**Exercise materials**
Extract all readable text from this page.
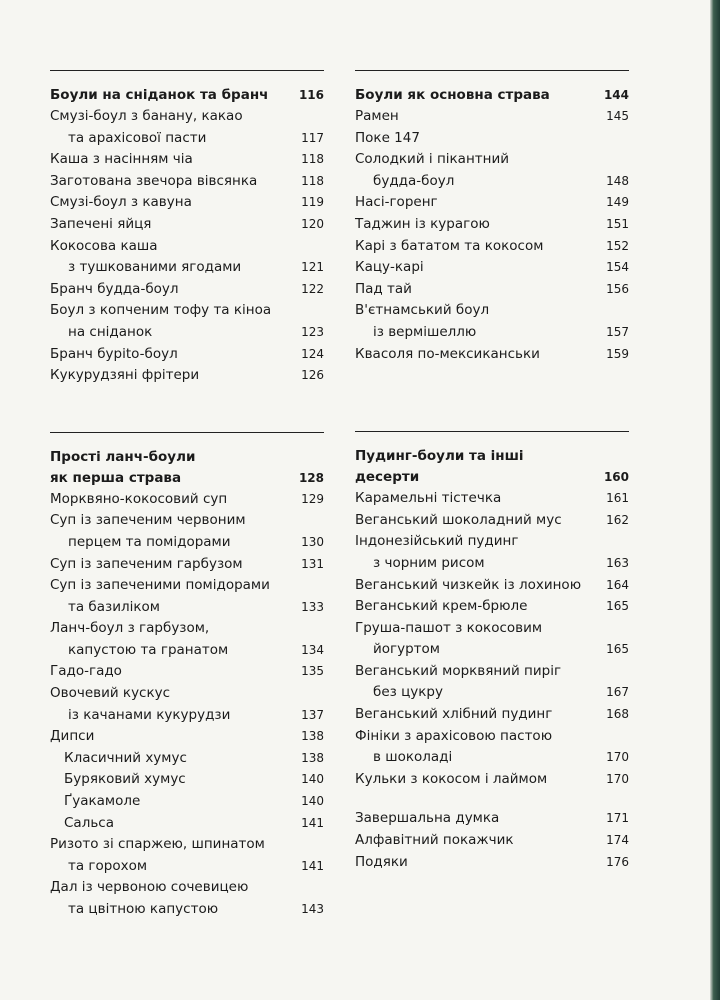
Боули на сніданок та бранч	116
Смузі-боул з банану, какао
та арахісової пасти	117
Каша з насінням чіа	118
Заготована звечора вівсянка	118
Смузі-боул з кавуна	119
Запечені яйця	120
Кокосова каша
з тушкованими ягодами	121
Бранч будда-боул	122
Боул з копченим тофу та кіноа
на сніданок	123
Бранч бурito-боул	124
Кукурудзяні фрітери	126
Прості ланч-боули
як перша страва	128
Морквяно-кокосовий суп	129
Суп із запеченим червоним
перцем та помідорами	130
Суп із запеченим гарбузом	131
Суп із запеченими помідорами
та базиліком	133
Ланч-боул з гарбузом,
капустою та гранатом	134
Гадо-гадо	135
Овочевий кускус
із качанами кукурудзи	137
Дипси	138
Класичний хумус	138
Буряковий хумус	140
Ґуакамоле	140
Сальса	141
Ризото зі спаржею, шпинатом
та горохом	141
Дал із червоною сочевицею
та цвітною капустою	143
Боули як основна страва	144
Рамен	145
Поке 147
Солодкий і пікантний
будда-боул	148
Насі-горенг	149
Таджин із курагою	151
Карі з бататом та кокосом	152
Кацу-карі	154
Пад тай	156
В'єтнамський боул
із вермішеллю	157
Квасоля по-мексиканськи	159
Пудинг-боули та інші десерти	160
Карамельні тістечка	161
Веганський шоколадний мус	162
Індонезійський пудинг
з чорним рисом	163
Веганський чизкейк із лохиною 164
Веганський крем-брюле	165
Груша-пашот з кокосовим
йогуртом	165
Веганський морквяний пиріг
без цукру	167
Веганський хлібний пудинг	168
Фініки з арахісовою пастою
в шоколаді	170
Кульки з кокосом і лаймом	170
Завершальна думка	171
Алфавітний покажчик	174
Подяки	176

**Instructions to follow**
Reproduce every record above exactly, omitting the pictures.

**Response to this exercise**
Extract all readable text from this page.
Боули на сніданок та бранч	116
Смузі-боул з банану, какао
та арахісової пасти	117
Каша з насінням чіа	118
Заготована звечора вівсянка	118
Смузі-боул з кавуна	119
Запечені яйця	120
Кокосова каша
з тушкованими ягодами	121
Бранч будда-боул	122
Боул з копченим тофу та кіноа
на сніданок	123
Бранч бурito-боул	124
Кукурудзяні фрітери	126
Прості ланч-боули
як перша страва	128
Морквяно-кокосовий суп	129
Суп із запеченим червоним
перцем та помідорами	130
Суп із запеченим гарбузом	131
Суп із запеченими помідорами
та базиліком	133
Ланч-боул з гарбузом,
капустою та гранатом	134
Гадо-гадо	135
Овочевий кускус
із качанами кукурудзи	137
Дипси	138
Класичний хумус	138
Буряковий хумус	140
Ґуакамоле	140
Сальса	141
Ризото зі спаржею, шпинатом
та горохом	141
Дал із червоною сочевицею
та цвітною капустою	143
Боули як основна страва	144
Рамен	145
Поке 147
Солодкий і пікантний
будда-боул	148
Насі-горенг	149
Таджин із курагою	151
Карі з бататом та кокосом	152
Кацу-карі	154
Пад тай	156
В'єтнамський боул
із вермішеллю	157
Квасоля по-мексиканськи	159
Пудинг-боули та інші десерти	160
Карамельні тістечка	161
Веганський шоколадний мус	162
Індонезійський пудинг
з чорним рисом	163
Веганський чизкейк із лохиною 164
Веганський крем-брюле	165
Груша-пашот з кокосовим
йогуртом	165
Веганський морквяний пиріг
без цукру	167
Веганський хлібний пудинг	168
Фініки з арахісовою пастою
в шоколаді	170
Кульки з кокосом і лаймом	170
Завершальна думка	171
Алфавітний покажчик	174
Подяки	176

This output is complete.